OBJECTIF VISÉ
Citez fidèlement l'extrait proposé ci-dessous, depuis « Il faisait partie » jusqu'à « bocagère de Roumégouse. » inclus.

Il faisait partie de ces rares paysans réfractaires au coup de fusil dominical. Refus de la traditionnelle tartarinade ? Probablement, je ne saurais aller très loin dans cette intéressante sociologie. Il faut dire que le rapport qu’entretenait André avec les bêtes, et d’abord avec ses propres animaux domestiques, était d’une nature qu’on ne peut guère imaginer aujourd’hui. Son chien, toujours un corniaud, ses quelques vaches, son taureau pour ne dépendre de personne, tout cela faisait partie de la nature aussi bien que de sa nature. Greffé au plus profond de son paysage mental, j’aime penser que l’élevage n’était pas pour lui cette terrible contrainte quotidienne, mais plutôt la discipline d’un corps façonné depuis si longtemps par le rythme des jours et des saisons, cultivant en artiste averti et dans la matière même du campestre l’esthétique bocagère de Roumégouse.

La lieuse

Les paysans n’avaient pas le contact facile, et les quelques familles qui vivaient dans le secteur n’entretenaient que des relations de courtoisie, dans le meilleur des cas. Ces voisins qui habitaient à quelques centaines de mètres, nous ne les voyions qu’en passant, ou à l’occasion du cochon une fois l’an. Ce rite est resté le dernier vivant, mais en remontant plus loin dans le temps les nécessités de l’ouvrage devaient rendre les rencontres forcément plus nombreuses, c’est un temps que je n’ai pas connu. Il fallait une fois par an sortir le fumier de la bergerie, à la main à coup de crocs, dans le tombereau, une lourde charrette étroite, lavée de bleu, encore en bon état et qui encombre la grange. Un vrai boulot de bagne. J’entendis parler d’un Castagnié pour ces travaux, il a sa place ici autant que les autres et comme au ciel. Il y avait les diverses étapes de la moisson, les changements et les progrès, depuis le tout à la main jusqu’à la moissonneuse batteuse, je ne m’aventurerai pas sur ce passionnant terrain, juste assez pour dire que ces temps de changement furent aussi l’occasion de faire des affaires parfois douteuses.

DONNÉES FOURNIES

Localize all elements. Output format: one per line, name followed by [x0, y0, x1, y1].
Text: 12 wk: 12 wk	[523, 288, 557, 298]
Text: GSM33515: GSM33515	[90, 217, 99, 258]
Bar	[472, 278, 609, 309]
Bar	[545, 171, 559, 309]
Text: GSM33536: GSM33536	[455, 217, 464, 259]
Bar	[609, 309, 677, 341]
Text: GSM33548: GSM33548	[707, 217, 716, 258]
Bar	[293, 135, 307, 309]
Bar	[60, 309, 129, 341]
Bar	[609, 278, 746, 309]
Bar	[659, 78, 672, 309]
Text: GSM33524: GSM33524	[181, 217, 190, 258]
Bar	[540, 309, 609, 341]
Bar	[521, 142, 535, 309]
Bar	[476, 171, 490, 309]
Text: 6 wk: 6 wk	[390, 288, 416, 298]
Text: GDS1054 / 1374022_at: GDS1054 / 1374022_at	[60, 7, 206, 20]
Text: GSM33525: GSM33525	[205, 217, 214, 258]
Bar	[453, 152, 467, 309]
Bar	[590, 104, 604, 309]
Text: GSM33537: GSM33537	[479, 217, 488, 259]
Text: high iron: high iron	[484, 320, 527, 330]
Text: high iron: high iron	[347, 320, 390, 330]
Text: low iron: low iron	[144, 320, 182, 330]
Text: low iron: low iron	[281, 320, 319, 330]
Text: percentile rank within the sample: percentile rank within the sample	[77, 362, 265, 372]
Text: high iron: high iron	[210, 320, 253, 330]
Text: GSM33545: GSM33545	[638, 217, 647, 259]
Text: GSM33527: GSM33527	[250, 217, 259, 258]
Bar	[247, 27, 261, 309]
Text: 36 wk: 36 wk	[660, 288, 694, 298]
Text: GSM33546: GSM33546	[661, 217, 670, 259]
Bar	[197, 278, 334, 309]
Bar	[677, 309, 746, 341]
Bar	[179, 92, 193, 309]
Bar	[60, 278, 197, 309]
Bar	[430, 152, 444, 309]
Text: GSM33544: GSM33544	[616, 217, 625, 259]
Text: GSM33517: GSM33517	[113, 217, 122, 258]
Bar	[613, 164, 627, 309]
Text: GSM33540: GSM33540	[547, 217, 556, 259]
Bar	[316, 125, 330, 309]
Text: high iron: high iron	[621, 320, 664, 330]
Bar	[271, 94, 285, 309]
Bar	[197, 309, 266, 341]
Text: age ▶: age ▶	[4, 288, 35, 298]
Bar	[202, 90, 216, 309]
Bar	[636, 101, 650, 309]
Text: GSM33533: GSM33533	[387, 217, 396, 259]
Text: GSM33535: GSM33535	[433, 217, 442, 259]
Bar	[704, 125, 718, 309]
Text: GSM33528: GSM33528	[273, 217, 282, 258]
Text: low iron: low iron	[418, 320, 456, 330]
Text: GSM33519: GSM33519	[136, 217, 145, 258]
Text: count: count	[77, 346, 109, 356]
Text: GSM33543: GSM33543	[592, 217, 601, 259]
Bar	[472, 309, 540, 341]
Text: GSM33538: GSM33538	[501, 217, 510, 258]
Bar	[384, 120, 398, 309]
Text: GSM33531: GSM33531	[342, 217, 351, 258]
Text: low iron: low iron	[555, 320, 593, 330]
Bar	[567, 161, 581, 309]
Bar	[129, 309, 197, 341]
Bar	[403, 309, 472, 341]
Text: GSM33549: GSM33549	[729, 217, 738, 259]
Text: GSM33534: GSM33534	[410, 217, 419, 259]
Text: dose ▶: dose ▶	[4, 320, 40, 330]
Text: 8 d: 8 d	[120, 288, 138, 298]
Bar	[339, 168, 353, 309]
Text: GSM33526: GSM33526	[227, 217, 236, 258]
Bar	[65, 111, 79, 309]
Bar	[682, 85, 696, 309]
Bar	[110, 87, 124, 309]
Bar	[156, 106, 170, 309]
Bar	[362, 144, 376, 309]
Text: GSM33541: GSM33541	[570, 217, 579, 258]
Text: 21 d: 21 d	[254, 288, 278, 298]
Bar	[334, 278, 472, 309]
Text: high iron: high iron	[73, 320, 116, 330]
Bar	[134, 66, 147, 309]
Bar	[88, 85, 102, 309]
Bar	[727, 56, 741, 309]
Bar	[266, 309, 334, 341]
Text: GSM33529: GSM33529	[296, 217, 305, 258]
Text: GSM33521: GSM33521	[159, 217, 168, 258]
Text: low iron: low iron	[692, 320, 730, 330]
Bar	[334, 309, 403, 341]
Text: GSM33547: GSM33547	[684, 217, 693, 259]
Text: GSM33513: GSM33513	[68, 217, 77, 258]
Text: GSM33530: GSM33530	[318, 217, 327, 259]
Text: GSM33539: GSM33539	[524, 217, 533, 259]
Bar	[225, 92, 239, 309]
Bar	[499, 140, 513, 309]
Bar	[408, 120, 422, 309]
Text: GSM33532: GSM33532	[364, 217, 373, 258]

ZONE DE RÉPONSE
Il faisait partie de ces rares paysans réfractaires au coup de fusil dominical. Refus de la traditionnelle tartarinade ? Probablement, je ne saurais aller très loin dans cette intéressante sociologie. Il faut dire que le rapport qu’entretenait André avec les bêtes, et d’abord avec ses propres animaux domestiques, était d’une nature qu’on ne peut guère imaginer aujourd’hui. Son chien, toujours un corniaud, ses quelques vaches, son taureau pour ne dépendre de personne, tout cela faisait partie de la nature aussi bien que de sa nature. Greffé au plus profond de son paysage mental, j’aime penser que l’élevage n’était pas pour lui cette terrible contrainte quotidienne, mais plutôt la discipline d’un corps façonné depuis si longtemps par le rythme des jours et des saisons, cultivant en artiste averti et dans la matière même du campestre l’esthétique bocagère de Roumégouse.